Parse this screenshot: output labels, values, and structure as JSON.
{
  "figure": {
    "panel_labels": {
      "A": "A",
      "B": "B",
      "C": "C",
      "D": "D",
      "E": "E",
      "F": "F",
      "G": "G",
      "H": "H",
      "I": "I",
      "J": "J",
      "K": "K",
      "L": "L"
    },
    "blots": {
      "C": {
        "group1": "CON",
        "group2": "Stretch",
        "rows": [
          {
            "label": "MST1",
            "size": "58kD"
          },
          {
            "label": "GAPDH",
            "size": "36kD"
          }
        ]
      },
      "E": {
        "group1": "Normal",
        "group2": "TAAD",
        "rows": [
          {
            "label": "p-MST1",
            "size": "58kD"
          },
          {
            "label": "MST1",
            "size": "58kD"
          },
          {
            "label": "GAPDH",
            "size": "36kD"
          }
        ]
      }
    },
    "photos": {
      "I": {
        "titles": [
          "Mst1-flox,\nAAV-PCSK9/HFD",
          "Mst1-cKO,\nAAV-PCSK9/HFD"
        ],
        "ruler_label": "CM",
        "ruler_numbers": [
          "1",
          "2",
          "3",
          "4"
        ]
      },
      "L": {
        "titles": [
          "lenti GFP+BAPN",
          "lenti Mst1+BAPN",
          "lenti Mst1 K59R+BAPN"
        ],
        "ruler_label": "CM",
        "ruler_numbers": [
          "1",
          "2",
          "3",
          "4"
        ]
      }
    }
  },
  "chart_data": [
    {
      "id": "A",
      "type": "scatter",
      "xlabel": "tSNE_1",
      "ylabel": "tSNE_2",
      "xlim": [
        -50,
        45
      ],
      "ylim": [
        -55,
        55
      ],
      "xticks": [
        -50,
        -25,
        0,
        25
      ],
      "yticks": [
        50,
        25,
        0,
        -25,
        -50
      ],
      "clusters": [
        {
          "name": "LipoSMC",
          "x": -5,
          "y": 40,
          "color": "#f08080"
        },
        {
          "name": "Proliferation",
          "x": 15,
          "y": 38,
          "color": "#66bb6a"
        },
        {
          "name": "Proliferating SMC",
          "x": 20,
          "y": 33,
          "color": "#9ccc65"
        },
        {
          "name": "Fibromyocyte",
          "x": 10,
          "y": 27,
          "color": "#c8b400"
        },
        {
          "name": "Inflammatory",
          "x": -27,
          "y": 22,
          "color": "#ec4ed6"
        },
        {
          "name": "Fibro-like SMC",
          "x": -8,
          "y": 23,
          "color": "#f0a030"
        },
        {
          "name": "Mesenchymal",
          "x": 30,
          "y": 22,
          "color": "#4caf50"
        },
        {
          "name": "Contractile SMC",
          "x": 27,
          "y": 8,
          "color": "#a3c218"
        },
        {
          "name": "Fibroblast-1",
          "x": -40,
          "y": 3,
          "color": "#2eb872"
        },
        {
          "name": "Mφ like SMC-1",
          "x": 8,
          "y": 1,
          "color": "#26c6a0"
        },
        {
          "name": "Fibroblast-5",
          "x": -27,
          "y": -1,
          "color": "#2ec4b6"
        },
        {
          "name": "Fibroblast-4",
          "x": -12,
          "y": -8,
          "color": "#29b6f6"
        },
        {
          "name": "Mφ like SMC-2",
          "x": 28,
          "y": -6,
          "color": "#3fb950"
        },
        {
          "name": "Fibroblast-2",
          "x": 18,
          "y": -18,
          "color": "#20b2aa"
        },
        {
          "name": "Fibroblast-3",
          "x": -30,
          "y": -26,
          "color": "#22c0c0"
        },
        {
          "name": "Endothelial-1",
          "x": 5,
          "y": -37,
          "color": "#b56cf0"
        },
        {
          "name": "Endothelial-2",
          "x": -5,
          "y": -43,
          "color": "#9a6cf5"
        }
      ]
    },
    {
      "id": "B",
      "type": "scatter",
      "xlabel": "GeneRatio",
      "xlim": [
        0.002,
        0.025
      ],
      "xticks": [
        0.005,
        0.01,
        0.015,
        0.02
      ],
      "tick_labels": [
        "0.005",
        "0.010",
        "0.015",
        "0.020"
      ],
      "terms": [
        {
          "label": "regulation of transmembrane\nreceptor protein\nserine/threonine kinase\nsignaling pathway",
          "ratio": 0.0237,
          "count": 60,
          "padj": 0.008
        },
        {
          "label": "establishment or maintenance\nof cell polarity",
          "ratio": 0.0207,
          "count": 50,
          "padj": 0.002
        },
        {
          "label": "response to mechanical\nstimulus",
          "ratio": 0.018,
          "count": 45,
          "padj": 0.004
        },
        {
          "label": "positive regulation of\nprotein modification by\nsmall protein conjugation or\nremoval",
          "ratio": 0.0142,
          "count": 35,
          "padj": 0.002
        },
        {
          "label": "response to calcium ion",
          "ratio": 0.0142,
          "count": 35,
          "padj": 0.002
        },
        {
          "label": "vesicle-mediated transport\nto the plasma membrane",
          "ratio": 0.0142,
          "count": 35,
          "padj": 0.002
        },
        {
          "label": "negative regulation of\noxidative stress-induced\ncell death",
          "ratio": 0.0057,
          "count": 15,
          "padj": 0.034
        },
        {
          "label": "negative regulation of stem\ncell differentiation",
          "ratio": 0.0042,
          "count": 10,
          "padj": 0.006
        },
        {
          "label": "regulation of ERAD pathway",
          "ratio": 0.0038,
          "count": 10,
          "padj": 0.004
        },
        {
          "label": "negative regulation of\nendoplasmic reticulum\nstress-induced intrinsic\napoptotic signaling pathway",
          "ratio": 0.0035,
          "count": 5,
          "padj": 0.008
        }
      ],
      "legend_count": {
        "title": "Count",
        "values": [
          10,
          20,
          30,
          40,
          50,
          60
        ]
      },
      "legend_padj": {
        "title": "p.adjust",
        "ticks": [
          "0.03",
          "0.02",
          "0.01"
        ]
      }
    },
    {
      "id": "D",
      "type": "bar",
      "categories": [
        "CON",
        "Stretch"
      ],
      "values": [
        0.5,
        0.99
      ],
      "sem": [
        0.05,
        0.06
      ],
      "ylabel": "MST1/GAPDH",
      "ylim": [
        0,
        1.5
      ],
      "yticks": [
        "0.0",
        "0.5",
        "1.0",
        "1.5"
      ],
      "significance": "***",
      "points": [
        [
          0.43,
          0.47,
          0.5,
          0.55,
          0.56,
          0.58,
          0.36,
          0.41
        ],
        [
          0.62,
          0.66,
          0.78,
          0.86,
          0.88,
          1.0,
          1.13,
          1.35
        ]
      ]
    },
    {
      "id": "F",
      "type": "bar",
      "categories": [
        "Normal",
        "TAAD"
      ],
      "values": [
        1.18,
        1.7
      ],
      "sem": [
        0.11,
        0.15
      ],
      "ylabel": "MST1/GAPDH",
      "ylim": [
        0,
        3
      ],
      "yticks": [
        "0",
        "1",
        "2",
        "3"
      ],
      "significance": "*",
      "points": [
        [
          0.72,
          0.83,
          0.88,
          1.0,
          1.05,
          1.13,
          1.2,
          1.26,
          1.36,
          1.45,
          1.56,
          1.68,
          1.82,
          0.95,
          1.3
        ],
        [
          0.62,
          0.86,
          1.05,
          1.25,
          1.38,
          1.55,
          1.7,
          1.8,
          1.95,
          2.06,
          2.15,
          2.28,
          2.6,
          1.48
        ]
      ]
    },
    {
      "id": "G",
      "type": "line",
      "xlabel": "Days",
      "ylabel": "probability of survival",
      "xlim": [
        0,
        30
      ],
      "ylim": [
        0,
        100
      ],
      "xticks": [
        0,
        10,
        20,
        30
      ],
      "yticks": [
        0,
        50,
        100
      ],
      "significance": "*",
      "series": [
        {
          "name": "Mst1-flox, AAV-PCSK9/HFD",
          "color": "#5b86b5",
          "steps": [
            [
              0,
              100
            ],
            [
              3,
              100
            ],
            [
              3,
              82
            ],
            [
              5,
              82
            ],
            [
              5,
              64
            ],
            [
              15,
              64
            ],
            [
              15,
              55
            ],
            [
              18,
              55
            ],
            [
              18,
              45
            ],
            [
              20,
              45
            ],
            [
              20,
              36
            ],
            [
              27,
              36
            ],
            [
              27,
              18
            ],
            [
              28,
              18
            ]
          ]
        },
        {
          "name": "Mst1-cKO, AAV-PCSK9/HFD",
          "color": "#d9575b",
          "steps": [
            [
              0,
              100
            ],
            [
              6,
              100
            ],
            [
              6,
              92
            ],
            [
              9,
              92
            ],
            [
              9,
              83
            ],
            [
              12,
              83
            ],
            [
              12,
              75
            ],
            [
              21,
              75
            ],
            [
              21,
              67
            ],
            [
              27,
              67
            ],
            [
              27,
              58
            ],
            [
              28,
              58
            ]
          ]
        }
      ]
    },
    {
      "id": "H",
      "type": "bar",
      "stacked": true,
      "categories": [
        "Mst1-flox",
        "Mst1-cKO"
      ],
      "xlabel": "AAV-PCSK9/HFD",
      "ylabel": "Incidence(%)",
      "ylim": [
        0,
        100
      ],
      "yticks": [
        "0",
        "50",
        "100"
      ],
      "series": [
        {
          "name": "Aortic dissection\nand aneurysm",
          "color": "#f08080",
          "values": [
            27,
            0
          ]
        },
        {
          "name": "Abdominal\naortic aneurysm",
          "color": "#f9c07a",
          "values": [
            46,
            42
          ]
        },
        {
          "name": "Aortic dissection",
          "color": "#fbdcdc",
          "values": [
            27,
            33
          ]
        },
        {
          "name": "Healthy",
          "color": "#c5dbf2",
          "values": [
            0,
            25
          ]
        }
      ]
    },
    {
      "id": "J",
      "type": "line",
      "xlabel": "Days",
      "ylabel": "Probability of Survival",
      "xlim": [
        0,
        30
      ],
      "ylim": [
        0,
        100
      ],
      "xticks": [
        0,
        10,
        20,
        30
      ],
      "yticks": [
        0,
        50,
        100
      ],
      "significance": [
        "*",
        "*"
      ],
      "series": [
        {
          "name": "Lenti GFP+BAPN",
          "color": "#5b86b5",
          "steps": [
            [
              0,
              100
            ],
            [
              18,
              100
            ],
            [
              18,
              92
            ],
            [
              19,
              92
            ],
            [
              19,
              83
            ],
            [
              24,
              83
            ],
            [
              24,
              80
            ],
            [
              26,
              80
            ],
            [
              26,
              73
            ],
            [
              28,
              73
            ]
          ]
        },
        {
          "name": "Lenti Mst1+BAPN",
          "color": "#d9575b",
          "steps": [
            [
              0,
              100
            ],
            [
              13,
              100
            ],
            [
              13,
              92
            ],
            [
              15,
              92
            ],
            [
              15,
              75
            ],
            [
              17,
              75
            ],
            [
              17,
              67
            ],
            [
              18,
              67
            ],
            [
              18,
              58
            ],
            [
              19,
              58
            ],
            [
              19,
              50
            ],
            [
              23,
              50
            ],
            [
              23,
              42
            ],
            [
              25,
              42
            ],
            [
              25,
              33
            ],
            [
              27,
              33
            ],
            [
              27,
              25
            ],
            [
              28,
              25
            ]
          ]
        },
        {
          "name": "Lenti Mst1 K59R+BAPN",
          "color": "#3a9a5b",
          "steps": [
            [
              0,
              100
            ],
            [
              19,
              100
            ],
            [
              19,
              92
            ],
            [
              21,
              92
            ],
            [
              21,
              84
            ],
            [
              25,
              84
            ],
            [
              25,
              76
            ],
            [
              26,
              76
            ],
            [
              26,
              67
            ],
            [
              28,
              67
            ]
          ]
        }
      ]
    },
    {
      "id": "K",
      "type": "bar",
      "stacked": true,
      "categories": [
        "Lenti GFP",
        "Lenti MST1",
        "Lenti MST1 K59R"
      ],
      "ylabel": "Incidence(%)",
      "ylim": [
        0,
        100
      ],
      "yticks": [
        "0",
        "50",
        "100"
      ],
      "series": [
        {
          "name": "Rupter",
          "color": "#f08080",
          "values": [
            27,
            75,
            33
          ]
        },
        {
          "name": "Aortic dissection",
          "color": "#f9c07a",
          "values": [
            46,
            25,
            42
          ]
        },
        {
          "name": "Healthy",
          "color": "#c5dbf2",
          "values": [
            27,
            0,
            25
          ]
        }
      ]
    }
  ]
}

» **What you have to do**
Show, from the records above, every line that includes "pathway".

» **Task result**
          "label": "regulation of transmembrane\nreceptor protein\nserine/threonine kinase\nsignaling pathway",
          "label": "regulation of ERAD pathway",
          "label": "negative regulation of\nendoplasmic reticulum\nstress-induced intrinsic\napoptotic signaling pathway",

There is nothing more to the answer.